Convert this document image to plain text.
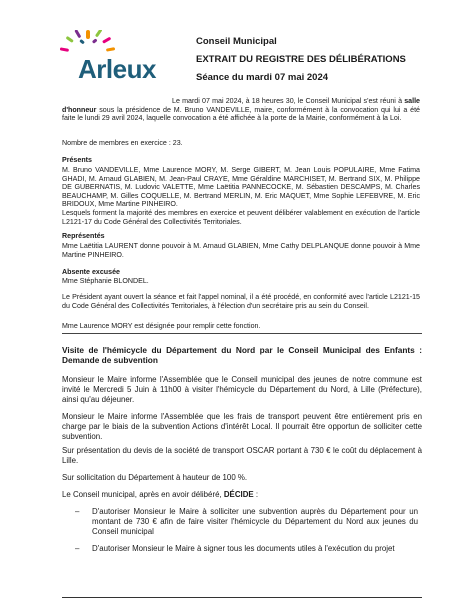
Arleux
Conseil Municipal
EXTRAIT DU REGISTRE DES DÉLIBÉRATIONS
Séance du mardi 07 mai 2024
Le mardi 07 mai 2024, à 18 heures 30, le Conseil Municipal s'est réuni à salle d'honneur sous la présidence de M. Bruno VANDEVILLE, maire, conformément à la convocation qui lui a été faite le lundi 29 avril 2024, laquelle convocation a été affichée à la porte de la Mairie, conformément à la Loi.
Nombre de membres en exercice : 23.
Présents
M. Bruno VANDEVILLE, Mme Laurence MORY, M. Serge GIBERT, M. Jean Louis POPULAIRE, Mme Fatima GHADI, M. Arnaud GLABIEN, M. Jean-Paul CRAYE, Mme Géraldine MARCHISET, M. Bertrand SIX, M. Philippe DE GUBERNATIS, M. Ludovic VALETTE, Mme Laëtitia PANNECOCKE, M. Sébastien DESCAMPS, M. Charles BEAUCHAMP, M. Gilles COQUELLE, M. Bertrand MERLIN, M. Eric MAQUET, Mme Sophie LEFEBVRE, M. Eric BRIDOUX, Mme Martine PINHEIRO.
Lesquels forment la majorité des membres en exercice et peuvent délibérer valablement en exécution de l'article L2121-17 du Code Général des Collectivités Territoriales.
Représentés
Mme Laëtitia LAURENT donne pouvoir à M. Arnaud GLABIEN, Mme Cathy DELPLANQUE donne pouvoir à Mme Martine PINHEIRO.
Absente excusée
Mme Stéphanie BLONDEL.
Le Président ayant ouvert la séance et fait l'appel nominal, il a été procédé, en conformité avec l'article L2121-15 du Code Général des Collectivités Territoriales, à l'élection d'un secrétaire pris au sein du Conseil.
Mme Laurence MORY est désignée pour remplir cette fonction.
Visite de l'hémicycle du Département du Nord par le Conseil Municipal des Enfants : Demande de subvention
Monsieur le Maire informe l'Assemblée que le Conseil municipal des jeunes de notre commune est invité le Mercredi 5 Juin à 11h00 à visiter l'hémicycle du Département du Nord, à Lille (Préfecture), ainsi qu'au déjeuner.
Monsieur le Maire informe l'Assemblée que les frais de transport peuvent être entièrement pris en charge par le biais de la subvention Actions d'intérêt Local. Il pourrait être opportun de solliciter cette subvention.
Sur présentation du devis de la société de transport OSCAR portant à 730 € le coût du déplacement à Lille.
Sur sollicitation du Département à hauteur de 100 %.
Le Conseil municipal, après en avoir délibéré, DÉCIDE :
– D'autoriser Monsieur le Maire à solliciter une subvention auprès du Département pour un montant de 730 € afin de faire visiter l'hémicycle du Département du Nord aux jeunes du Conseil municipal
– D'autoriser Monsieur le Maire à signer tous les documents utiles à l'exécution du projet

····················

> _WHAT YOU HAVE TO DO_: Retype the listing exactly. Pictures do not belong in the copy.

> _ANSWER TO THE PROBLEM_:
Convert this document image to plain text.
Arleux
Conseil Municipal
EXTRAIT DU REGISTRE DES DÉLIBÉRATIONS
Séance du mardi 07 mai 2024
Le mardi 07 mai 2024, à 18 heures 30, le Conseil Municipal s'est réuni à salle d'honneur sous la présidence de M. Bruno VANDEVILLE, maire, conformément à la convocation qui lui a été faite le lundi 29 avril 2024, laquelle convocation a été affichée à la porte de la Mairie, conformément à la Loi.
Nombre de membres en exercice : 23.
Présents
M. Bruno VANDEVILLE, Mme Laurence MORY, M. Serge GIBERT, M. Jean Louis POPULAIRE, Mme Fatima GHADI, M. Arnaud GLABIEN, M. Jean-Paul CRAYE, Mme Géraldine MARCHISET, M. Bertrand SIX, M. Philippe DE GUBERNATIS, M. Ludovic VALETTE, Mme Laëtitia PANNECOCKE, M. Sébastien DESCAMPS, M. Charles BEAUCHAMP, M. Gilles COQUELLE, M. Bertrand MERLIN, M. Eric MAQUET, Mme Sophie LEFEBVRE, M. Eric BRIDOUX, Mme Martine PINHEIRO.
Lesquels forment la majorité des membres en exercice et peuvent délibérer valablement en exécution de l'article L2121-17 du Code Général des Collectivités Territoriales.
Représentés
Mme Laëtitia LAURENT donne pouvoir à M. Arnaud GLABIEN, Mme Cathy DELPLANQUE donne pouvoir à Mme Martine PINHEIRO.
Absente excusée
Mme Stéphanie BLONDEL.
Le Président ayant ouvert la séance et fait l'appel nominal, il a été procédé, en conformité avec l'article L2121-15 du Code Général des Collectivités Territoriales, à l'élection d'un secrétaire pris au sein du Conseil.
Mme Laurence MORY est désignée pour remplir cette fonction.
Visite de l'hémicycle du Département du Nord par le Conseil Municipal des Enfants : Demande de subvention
Monsieur le Maire informe l'Assemblée que le Conseil municipal des jeunes de notre commune est invité le Mercredi 5 Juin à 11h00 à visiter l'hémicycle du Département du Nord, à Lille (Préfecture), ainsi qu'au déjeuner.
Monsieur le Maire informe l'Assemblée que les frais de transport peuvent être entièrement pris en charge par le biais de la subvention Actions d'intérêt Local. Il pourrait être opportun de solliciter cette subvention.
Sur présentation du devis de la société de transport OSCAR portant à 730 € le coût du déplacement à Lille.
Sur sollicitation du Département à hauteur de 100 %.
Le Conseil municipal, après en avoir délibéré, DÉCIDE :
– D'autoriser Monsieur le Maire à solliciter une subvention auprès du Département pour un montant de 730 € afin de faire visiter l'hémicycle du Département du Nord aux jeunes du Conseil municipal
– D'autoriser Monsieur le Maire à signer tous les documents utiles à l'exécution du projet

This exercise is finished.